-- Part of a data file --
(begin)

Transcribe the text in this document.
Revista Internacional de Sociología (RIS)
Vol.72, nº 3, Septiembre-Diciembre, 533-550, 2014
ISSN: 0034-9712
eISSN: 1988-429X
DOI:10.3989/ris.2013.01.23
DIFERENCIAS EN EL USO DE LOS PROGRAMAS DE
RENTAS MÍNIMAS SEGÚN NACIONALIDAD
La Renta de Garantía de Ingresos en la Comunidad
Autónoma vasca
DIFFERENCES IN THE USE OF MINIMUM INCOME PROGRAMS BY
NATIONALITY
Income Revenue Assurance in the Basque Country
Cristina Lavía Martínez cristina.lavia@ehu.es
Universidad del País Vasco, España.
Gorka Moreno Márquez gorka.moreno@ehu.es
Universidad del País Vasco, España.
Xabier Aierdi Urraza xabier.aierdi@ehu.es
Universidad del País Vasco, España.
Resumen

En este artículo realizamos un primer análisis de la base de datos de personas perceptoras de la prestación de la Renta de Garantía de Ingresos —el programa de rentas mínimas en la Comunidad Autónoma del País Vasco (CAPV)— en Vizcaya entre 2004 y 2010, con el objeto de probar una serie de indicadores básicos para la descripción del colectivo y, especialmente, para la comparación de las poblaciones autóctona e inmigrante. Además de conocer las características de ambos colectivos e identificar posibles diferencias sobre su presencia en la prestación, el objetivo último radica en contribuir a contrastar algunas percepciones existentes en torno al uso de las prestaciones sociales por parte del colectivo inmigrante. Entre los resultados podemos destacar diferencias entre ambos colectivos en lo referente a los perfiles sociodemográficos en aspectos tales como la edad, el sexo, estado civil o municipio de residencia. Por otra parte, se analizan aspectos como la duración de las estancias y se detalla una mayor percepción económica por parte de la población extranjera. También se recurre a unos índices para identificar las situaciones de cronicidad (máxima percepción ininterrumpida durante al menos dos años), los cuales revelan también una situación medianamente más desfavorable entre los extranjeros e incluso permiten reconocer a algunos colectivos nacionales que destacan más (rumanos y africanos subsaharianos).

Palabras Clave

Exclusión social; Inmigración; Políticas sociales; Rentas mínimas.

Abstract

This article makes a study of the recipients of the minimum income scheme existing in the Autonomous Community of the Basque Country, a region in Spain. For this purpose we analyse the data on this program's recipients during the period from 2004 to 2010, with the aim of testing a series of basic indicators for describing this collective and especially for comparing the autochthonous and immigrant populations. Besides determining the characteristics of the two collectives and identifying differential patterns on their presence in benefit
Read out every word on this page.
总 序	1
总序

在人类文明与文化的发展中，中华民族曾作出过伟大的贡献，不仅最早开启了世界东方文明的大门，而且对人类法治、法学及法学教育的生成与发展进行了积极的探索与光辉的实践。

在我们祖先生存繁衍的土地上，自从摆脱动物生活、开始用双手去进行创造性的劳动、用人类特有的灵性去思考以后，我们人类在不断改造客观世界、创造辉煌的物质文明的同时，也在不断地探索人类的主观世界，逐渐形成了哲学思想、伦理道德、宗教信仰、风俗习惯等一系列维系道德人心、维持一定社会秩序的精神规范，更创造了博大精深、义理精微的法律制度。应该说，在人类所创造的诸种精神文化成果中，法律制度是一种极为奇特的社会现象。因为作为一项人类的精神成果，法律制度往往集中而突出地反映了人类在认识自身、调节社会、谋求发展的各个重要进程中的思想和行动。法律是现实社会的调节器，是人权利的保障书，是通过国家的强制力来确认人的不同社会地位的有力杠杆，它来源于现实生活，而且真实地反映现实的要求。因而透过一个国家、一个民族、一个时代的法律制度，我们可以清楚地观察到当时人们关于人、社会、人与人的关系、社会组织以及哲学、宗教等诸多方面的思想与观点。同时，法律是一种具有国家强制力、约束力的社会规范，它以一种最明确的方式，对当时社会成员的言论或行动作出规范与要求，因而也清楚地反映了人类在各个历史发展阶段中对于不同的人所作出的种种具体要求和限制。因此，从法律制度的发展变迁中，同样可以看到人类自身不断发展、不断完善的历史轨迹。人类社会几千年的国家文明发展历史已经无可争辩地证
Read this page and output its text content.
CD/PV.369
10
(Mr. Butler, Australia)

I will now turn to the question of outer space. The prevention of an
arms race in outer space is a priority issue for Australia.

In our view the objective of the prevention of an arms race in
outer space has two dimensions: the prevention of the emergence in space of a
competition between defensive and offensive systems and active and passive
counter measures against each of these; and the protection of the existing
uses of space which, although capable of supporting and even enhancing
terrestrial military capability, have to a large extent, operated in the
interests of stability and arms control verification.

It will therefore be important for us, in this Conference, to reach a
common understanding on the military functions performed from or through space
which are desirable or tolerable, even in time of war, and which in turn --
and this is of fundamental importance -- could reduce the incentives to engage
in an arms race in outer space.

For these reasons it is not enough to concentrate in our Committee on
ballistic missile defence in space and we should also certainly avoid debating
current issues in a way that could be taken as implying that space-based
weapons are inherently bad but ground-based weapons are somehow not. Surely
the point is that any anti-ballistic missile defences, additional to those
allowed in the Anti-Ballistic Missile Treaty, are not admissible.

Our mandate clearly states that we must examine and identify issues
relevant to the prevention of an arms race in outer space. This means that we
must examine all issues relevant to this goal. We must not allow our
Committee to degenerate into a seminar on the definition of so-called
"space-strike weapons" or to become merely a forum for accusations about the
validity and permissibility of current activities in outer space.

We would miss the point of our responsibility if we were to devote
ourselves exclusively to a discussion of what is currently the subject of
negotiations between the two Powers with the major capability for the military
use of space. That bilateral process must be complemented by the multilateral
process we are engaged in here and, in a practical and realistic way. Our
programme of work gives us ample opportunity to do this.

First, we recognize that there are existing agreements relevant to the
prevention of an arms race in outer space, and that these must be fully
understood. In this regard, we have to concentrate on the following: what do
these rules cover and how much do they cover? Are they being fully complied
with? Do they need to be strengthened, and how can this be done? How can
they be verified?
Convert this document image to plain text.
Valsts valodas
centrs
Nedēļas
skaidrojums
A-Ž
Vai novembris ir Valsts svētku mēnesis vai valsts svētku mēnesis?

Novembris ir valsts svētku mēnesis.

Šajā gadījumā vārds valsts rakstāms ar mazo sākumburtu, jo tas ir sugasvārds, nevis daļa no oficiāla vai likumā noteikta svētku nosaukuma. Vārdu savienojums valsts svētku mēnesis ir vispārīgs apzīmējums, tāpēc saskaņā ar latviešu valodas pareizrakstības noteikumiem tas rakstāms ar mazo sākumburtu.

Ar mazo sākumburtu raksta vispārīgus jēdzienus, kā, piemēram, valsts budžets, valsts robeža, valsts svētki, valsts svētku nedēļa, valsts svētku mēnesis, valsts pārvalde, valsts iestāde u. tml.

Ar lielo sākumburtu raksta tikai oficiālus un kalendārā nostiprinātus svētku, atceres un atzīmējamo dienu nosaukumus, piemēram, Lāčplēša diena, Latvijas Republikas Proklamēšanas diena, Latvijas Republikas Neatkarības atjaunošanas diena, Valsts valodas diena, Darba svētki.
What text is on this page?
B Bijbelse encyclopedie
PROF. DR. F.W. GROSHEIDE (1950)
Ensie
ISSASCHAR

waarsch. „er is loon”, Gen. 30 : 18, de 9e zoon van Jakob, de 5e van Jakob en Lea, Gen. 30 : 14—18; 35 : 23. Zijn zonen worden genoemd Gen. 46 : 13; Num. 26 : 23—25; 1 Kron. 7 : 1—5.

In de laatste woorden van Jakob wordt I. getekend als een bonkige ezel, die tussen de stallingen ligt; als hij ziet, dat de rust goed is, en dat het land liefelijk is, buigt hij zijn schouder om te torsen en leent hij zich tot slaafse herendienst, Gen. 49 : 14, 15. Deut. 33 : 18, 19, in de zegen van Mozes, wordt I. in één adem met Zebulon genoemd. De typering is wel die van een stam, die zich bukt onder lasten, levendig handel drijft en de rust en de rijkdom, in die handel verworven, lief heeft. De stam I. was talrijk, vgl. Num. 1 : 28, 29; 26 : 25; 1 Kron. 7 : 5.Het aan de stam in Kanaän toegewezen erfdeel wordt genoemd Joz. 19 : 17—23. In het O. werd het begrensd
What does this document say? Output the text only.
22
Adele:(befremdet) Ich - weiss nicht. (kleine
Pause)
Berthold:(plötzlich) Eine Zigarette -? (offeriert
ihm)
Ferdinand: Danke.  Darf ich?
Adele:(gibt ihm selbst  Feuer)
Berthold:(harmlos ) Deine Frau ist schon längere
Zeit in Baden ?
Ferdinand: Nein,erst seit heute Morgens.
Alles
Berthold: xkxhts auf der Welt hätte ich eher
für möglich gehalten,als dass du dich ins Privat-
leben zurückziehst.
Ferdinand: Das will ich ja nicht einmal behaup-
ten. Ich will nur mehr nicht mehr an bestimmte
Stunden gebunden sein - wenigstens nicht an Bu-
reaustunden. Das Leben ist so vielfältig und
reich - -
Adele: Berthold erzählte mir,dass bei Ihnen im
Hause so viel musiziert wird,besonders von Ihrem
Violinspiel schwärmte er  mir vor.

(end)

-- What you need to do --
Search the data above for lines holding "point" and copy each of them.

-- Final result --
the point is that any anti-ballistic missile defences, additional to those
We would miss the point of our responsibility if we were to devote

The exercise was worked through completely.